**Challenge**
Below are the records; locate each line with the word "если" and copy it.

**Input**
= = = =

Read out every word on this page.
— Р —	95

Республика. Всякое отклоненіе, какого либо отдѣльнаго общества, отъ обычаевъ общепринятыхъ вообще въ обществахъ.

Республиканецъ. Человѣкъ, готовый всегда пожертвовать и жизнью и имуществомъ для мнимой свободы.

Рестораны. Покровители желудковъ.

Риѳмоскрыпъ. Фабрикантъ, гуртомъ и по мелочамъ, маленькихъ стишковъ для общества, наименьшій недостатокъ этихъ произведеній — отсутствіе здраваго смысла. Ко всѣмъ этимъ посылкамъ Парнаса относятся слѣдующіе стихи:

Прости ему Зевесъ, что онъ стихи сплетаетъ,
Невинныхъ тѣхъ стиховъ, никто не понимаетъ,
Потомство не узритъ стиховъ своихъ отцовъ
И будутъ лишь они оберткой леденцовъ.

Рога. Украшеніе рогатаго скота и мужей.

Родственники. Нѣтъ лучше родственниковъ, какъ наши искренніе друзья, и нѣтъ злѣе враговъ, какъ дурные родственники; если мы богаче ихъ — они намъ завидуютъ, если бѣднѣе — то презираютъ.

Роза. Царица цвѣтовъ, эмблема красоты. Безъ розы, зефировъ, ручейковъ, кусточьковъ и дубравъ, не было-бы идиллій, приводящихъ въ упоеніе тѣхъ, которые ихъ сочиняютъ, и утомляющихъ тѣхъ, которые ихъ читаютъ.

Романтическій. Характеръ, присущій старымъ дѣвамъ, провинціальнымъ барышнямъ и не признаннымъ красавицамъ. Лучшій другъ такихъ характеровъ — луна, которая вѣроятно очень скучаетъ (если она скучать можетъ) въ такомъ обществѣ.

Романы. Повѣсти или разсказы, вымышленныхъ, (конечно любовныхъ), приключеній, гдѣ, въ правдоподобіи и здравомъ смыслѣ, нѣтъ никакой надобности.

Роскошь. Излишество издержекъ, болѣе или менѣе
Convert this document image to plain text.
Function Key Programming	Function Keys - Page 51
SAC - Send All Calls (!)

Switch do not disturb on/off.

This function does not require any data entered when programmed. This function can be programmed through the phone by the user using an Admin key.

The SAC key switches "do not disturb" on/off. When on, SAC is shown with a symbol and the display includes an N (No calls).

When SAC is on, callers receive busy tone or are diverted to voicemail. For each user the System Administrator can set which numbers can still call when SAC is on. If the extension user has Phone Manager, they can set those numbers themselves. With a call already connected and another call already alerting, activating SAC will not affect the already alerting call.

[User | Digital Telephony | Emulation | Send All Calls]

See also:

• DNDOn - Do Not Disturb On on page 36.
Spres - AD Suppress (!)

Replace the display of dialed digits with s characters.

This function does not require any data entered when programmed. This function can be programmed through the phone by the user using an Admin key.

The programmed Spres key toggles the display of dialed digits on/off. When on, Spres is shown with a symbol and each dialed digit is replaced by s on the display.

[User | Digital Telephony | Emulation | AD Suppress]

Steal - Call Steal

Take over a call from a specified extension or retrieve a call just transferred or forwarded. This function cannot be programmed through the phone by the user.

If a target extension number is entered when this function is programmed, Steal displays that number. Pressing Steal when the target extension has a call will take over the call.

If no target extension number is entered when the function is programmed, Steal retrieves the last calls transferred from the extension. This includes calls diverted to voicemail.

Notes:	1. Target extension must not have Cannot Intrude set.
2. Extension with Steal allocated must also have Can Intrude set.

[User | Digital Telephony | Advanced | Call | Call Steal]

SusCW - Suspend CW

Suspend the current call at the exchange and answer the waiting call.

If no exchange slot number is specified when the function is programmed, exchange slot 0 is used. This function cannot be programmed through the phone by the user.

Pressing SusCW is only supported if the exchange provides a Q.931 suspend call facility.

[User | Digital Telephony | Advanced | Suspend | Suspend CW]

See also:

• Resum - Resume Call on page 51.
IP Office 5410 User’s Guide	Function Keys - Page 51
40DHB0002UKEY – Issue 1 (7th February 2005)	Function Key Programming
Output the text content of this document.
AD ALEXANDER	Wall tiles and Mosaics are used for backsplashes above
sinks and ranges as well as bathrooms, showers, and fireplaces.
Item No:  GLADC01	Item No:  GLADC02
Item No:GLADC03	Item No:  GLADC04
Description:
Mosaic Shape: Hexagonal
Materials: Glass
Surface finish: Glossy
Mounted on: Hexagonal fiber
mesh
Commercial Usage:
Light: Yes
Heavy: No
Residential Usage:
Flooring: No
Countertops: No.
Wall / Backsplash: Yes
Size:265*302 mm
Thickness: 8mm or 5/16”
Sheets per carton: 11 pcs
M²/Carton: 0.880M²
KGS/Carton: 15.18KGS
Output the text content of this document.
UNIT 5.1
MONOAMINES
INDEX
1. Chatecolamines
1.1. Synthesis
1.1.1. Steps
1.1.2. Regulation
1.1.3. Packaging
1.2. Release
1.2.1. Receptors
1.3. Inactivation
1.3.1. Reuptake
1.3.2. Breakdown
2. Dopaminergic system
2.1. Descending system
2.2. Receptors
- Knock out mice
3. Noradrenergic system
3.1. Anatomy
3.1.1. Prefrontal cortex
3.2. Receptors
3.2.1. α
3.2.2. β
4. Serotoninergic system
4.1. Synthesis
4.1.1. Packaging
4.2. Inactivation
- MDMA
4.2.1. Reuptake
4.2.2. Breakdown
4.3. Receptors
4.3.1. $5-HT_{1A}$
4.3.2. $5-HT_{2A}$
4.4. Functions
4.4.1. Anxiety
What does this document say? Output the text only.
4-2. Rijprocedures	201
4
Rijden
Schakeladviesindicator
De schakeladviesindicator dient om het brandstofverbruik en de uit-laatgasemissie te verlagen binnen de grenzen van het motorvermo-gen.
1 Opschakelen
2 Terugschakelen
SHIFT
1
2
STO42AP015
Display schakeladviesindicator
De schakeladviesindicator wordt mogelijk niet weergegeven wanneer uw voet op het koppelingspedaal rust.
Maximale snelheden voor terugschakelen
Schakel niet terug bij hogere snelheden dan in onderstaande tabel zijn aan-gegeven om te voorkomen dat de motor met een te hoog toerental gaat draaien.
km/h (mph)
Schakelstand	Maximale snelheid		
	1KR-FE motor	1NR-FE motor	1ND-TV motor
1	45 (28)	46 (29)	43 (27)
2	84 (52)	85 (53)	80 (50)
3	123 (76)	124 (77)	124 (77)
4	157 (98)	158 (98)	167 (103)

= = = =

**Completed task**
Родственники. Нѣтъ лучше родственниковъ, какъ наши искренніе друзья, и нѣтъ злѣе враговъ, какъ дурные родственники; если мы богаче ихъ — они намъ завидуютъ, если бѣднѣе — то презираютъ.
Романтическій. Характеръ, присущій старымъ дѣвамъ, провинціальнымъ барышнямъ и не признаннымъ красавицамъ. Лучшій другъ такихъ характеровъ — луна, которая вѣроятно очень скучаетъ (если она скучать можетъ) въ такомъ обществѣ.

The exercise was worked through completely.